_Task prompt_
Pick out every line in the items below that contains the word "Yield", and copy each one in full.

━━━━━━━━━━━━━━━━

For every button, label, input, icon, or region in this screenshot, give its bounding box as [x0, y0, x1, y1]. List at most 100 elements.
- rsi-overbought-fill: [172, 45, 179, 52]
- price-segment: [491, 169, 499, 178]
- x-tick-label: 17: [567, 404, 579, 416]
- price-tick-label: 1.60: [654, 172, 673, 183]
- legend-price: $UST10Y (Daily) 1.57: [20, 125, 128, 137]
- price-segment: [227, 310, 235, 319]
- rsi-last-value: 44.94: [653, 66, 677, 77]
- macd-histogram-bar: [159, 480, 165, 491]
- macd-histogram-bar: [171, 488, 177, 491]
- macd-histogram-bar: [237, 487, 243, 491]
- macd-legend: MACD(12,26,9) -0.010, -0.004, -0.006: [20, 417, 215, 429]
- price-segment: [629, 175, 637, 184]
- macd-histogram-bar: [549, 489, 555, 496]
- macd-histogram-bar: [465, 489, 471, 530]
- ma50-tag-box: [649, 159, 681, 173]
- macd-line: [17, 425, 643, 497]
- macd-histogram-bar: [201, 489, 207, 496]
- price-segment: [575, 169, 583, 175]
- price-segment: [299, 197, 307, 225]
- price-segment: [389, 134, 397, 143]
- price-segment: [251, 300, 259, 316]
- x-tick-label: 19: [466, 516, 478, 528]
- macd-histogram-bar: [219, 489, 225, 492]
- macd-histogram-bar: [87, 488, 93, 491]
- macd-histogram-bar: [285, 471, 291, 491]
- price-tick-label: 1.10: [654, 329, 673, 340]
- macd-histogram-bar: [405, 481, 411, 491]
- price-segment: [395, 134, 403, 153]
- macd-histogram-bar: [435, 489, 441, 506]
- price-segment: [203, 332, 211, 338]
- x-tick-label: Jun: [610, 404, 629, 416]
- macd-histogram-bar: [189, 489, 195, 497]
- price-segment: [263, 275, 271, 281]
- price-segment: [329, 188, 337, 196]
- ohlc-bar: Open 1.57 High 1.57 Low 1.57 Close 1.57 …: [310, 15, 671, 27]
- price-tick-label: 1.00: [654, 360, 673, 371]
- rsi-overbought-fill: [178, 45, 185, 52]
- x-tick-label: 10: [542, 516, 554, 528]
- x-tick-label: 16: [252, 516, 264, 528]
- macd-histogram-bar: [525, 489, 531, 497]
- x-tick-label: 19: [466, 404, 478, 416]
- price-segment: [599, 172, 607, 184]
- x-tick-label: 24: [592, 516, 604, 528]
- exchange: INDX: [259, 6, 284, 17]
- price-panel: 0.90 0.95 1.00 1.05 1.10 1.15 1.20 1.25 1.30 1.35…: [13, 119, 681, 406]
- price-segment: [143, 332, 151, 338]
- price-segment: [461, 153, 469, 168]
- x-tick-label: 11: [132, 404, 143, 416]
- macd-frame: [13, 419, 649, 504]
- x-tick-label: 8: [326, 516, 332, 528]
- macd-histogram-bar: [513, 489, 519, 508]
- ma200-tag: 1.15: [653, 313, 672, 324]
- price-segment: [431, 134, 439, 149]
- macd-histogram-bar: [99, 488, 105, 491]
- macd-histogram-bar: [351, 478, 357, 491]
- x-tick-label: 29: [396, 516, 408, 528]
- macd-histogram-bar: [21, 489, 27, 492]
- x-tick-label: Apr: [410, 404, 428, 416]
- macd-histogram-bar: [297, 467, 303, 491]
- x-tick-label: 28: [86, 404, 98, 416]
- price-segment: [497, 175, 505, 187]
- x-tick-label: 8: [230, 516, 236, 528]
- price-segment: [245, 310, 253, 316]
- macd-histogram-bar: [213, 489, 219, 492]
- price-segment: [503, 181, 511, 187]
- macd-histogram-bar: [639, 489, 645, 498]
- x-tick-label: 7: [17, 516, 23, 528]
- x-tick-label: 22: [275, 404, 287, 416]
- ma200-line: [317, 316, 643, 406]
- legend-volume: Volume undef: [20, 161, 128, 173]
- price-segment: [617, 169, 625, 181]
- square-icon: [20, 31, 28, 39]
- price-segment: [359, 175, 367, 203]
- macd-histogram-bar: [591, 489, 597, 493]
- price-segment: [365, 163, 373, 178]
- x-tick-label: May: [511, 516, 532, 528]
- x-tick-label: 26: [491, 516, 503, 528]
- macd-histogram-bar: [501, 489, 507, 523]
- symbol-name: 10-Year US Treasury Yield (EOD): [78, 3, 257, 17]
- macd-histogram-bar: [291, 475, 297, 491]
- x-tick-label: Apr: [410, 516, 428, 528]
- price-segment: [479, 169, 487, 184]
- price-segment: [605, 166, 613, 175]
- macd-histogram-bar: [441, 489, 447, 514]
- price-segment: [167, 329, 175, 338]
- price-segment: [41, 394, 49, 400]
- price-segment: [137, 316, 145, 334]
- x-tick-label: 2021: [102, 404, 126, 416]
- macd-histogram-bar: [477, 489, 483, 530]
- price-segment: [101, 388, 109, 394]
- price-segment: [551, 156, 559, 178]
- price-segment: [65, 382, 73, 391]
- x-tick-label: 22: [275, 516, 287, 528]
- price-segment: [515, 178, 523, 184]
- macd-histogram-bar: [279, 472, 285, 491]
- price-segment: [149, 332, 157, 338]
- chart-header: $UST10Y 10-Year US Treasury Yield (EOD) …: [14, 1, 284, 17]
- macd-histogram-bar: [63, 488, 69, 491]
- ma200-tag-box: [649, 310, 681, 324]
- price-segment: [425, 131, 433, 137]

━━━━━━━━━━━━━━━━

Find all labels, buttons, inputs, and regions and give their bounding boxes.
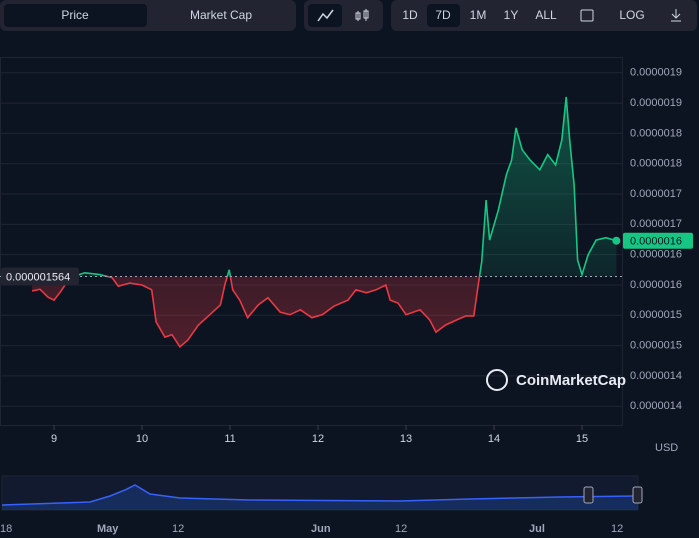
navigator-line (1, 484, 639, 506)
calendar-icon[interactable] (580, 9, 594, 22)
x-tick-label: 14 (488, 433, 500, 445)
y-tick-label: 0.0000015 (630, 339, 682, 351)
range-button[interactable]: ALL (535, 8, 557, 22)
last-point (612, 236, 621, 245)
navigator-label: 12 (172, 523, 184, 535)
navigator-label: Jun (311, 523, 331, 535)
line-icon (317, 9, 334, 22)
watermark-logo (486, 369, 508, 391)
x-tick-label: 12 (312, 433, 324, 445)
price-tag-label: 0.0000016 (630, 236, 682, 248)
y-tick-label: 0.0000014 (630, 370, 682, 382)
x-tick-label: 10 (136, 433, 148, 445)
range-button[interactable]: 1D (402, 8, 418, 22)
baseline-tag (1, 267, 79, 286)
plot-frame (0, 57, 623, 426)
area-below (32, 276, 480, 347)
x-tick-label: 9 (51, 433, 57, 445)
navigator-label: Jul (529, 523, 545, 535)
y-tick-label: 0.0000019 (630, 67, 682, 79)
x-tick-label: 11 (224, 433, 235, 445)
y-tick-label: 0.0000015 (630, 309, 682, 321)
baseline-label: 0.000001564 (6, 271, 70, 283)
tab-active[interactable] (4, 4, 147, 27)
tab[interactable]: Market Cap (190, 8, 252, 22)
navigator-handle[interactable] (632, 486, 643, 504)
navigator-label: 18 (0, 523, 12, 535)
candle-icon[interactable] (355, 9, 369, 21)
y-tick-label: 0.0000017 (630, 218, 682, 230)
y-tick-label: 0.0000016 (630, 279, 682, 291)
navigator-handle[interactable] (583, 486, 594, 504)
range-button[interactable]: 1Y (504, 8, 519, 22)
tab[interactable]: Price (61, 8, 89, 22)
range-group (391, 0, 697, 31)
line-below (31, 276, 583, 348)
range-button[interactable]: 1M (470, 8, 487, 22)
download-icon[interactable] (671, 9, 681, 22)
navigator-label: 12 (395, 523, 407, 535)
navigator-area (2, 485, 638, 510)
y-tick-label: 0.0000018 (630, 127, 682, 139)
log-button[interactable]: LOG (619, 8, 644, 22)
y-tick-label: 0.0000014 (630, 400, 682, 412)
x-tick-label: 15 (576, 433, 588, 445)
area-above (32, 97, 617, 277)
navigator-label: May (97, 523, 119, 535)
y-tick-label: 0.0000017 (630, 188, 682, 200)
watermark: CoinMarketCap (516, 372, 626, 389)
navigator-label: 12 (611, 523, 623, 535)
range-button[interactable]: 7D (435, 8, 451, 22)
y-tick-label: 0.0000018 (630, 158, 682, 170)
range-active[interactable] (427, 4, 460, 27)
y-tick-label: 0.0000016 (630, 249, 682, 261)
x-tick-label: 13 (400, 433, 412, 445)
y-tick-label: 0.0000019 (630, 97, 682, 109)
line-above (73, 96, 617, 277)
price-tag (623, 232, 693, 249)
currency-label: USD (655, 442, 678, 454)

━━━━━━━━━━━━━━━━

_Exercise result_
- symbol-name: 10-Year US Treasury Yield (EOD): [78, 3, 257, 17]
- chart-header: $UST10Y 10-Year US Treasury Yield (EOD) …: [14, 1, 284, 17]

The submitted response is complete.